Please copy word for word the entries starting at the line that contains "legend-label: Logement bbox=[888, 666, 974, 688]" and ending after the line that contains "y-tick-label: 15.0% bbox=[65, 250, 120, 272]".

Start of INPUT FOR THIS TASK

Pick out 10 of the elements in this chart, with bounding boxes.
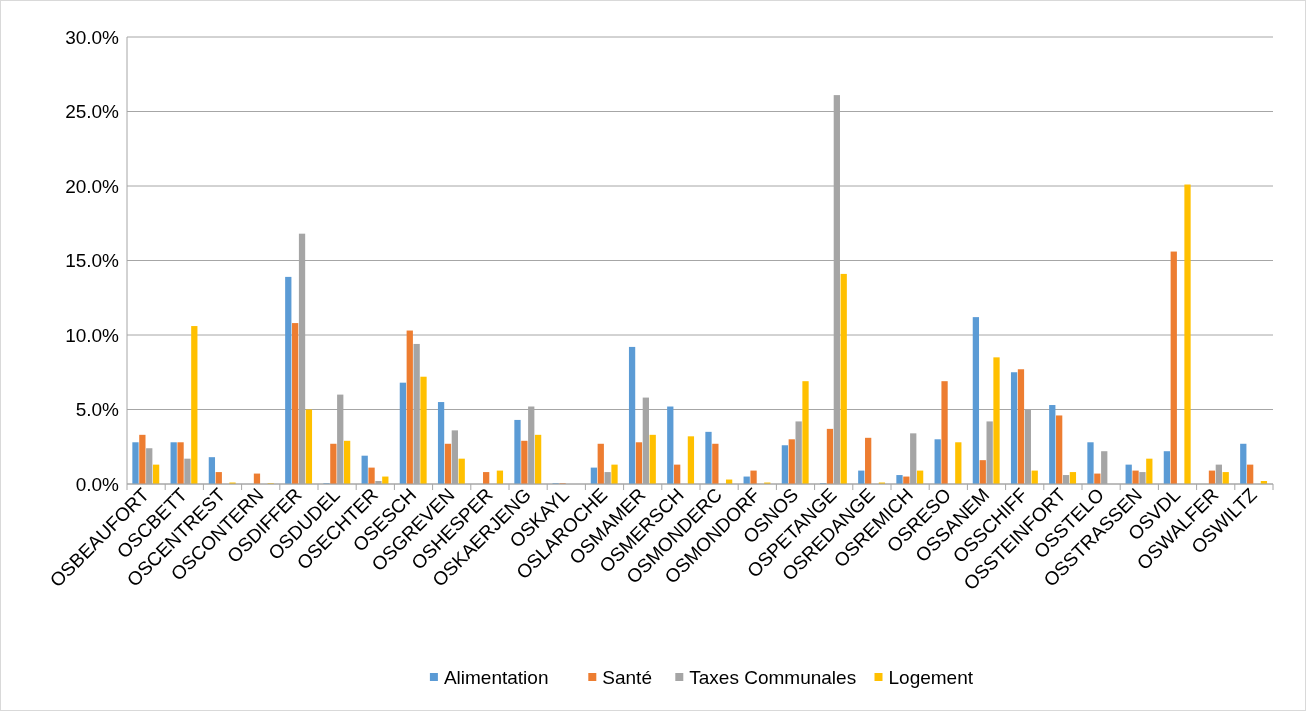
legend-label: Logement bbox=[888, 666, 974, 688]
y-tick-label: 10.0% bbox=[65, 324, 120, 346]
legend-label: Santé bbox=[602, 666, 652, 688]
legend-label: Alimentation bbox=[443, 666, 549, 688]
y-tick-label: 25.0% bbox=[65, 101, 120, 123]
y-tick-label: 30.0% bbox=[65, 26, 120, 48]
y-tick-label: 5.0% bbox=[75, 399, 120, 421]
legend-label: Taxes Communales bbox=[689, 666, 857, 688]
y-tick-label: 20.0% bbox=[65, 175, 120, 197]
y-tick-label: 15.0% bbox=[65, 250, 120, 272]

End of INPUT FOR THIS TASK
Start of INPUT FOR THIS TASK

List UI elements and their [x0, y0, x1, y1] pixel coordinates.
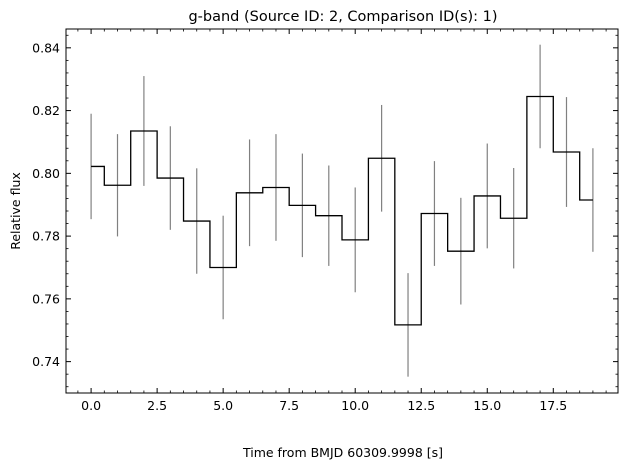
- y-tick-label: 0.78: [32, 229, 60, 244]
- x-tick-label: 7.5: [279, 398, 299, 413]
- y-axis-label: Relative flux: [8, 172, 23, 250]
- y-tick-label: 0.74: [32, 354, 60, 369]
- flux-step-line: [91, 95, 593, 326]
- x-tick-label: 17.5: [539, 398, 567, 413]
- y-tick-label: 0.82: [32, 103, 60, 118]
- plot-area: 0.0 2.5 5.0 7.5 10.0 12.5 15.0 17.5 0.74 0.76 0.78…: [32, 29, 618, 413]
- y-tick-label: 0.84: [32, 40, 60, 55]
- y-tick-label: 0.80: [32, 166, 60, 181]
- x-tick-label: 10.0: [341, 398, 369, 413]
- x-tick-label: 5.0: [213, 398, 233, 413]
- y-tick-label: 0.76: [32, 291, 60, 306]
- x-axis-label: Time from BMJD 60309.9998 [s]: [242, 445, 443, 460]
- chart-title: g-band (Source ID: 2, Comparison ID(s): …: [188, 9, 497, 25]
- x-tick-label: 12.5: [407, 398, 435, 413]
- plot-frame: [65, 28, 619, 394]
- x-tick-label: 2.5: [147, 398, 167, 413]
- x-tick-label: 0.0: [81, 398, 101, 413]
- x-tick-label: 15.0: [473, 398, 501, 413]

End of INPUT FOR THIS TASK

ANSWER TO THIS EXERCISE:
legend-label: Logement bbox=[888, 666, 974, 688]
y-tick-label: 10.0% bbox=[65, 324, 120, 346]
legend-label: Santé bbox=[602, 666, 652, 688]
legend-label: Alimentation bbox=[443, 666, 549, 688]
y-tick-label: 25.0% bbox=[65, 101, 120, 123]
y-tick-label: 30.0% bbox=[65, 26, 120, 48]
y-tick-label: 5.0% bbox=[75, 399, 120, 421]
legend-label: Taxes Communales bbox=[689, 666, 857, 688]
y-tick-label: 20.0% bbox=[65, 175, 120, 197]
y-tick-label: 15.0% bbox=[65, 250, 120, 272]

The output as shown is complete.